## TASK TO CARRY OUT
Output the stretch of the listing below from its first line through the line containing "station-points[interactable] xyxy=(439,123,768,429)", with both ends included and every line copied character for character.
▶
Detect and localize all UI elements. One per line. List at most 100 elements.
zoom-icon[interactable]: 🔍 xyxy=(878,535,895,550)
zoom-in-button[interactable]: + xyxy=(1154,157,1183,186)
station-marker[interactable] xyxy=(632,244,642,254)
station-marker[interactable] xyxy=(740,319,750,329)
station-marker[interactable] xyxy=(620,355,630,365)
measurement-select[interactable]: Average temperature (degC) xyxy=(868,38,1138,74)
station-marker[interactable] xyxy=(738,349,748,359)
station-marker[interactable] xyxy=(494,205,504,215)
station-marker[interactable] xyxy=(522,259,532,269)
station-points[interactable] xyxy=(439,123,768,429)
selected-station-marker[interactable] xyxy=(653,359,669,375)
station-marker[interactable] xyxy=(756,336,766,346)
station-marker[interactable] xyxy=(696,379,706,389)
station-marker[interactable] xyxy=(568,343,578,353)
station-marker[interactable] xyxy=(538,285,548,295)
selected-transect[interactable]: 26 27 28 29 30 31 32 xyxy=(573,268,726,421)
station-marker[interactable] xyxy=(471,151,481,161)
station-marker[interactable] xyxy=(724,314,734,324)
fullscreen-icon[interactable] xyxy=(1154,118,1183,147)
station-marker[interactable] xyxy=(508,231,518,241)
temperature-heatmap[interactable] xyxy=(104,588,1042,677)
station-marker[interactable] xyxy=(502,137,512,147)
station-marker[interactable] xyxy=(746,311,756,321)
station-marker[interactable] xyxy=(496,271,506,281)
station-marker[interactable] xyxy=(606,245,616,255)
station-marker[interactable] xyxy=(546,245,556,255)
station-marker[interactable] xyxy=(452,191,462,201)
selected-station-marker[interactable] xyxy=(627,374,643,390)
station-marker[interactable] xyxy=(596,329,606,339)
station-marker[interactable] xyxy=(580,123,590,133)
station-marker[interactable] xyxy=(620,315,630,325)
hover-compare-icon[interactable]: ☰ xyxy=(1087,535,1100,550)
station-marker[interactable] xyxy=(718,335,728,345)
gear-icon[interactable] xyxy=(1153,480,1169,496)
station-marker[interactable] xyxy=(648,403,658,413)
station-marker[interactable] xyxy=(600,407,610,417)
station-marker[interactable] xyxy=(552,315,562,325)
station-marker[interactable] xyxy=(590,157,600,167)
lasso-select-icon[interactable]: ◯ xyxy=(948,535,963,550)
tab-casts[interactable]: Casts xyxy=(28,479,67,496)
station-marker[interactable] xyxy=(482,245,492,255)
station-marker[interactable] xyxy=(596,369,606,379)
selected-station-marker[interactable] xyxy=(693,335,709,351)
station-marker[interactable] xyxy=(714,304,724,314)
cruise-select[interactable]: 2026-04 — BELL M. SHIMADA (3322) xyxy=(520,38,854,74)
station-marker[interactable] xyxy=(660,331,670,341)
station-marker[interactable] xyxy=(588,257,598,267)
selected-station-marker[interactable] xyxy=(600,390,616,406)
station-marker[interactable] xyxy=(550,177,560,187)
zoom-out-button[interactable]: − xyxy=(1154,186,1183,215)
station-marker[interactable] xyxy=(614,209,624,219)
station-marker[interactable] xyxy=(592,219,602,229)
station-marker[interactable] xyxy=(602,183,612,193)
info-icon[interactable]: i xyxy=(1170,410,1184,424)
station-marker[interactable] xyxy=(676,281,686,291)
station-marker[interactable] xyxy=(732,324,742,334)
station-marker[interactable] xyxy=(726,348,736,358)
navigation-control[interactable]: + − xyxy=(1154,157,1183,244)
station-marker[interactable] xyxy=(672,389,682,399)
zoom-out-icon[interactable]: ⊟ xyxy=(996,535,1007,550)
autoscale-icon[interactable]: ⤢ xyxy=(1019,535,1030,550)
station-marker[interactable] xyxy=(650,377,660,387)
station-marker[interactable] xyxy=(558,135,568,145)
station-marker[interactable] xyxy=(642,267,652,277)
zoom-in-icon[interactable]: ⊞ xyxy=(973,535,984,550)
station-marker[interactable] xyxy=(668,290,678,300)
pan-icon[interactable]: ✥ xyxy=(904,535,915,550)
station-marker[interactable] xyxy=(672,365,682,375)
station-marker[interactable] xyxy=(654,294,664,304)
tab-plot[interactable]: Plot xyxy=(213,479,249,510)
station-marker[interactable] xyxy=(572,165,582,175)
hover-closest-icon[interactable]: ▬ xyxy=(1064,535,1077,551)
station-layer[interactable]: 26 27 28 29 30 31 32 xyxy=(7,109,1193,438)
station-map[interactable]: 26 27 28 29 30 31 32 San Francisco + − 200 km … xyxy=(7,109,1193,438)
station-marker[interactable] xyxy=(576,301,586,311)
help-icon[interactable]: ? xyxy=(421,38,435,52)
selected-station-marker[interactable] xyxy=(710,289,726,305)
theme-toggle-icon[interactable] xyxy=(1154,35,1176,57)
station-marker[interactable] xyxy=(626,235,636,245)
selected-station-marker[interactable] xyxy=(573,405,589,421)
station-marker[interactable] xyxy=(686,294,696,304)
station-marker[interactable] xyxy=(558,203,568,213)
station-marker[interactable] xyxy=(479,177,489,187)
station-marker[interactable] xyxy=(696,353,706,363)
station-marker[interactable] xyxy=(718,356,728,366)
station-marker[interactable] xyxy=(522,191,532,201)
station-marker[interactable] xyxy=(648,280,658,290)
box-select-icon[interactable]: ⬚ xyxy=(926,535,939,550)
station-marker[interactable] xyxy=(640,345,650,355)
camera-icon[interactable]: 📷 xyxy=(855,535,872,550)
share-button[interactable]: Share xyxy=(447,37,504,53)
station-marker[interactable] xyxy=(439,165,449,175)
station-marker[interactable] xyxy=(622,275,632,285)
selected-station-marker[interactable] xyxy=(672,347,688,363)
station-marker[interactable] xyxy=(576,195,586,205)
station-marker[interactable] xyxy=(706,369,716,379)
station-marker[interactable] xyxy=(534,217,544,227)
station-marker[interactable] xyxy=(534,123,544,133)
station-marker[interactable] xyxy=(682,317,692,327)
◀
## TASK OUTPUT
Detect and localize all UI elements. One per line. List at most 100 elements.
zoom-icon[interactable]: 🔍 xyxy=(878,535,895,550)
zoom-in-button[interactable]: + xyxy=(1154,157,1183,186)
station-marker[interactable] xyxy=(632,244,642,254)
station-marker[interactable] xyxy=(740,319,750,329)
station-marker[interactable] xyxy=(620,355,630,365)
measurement-select[interactable]: Average temperature (degC) xyxy=(868,38,1138,74)
station-marker[interactable] xyxy=(738,349,748,359)
station-marker[interactable] xyxy=(494,205,504,215)
station-marker[interactable] xyxy=(522,259,532,269)
station-points[interactable] xyxy=(439,123,768,429)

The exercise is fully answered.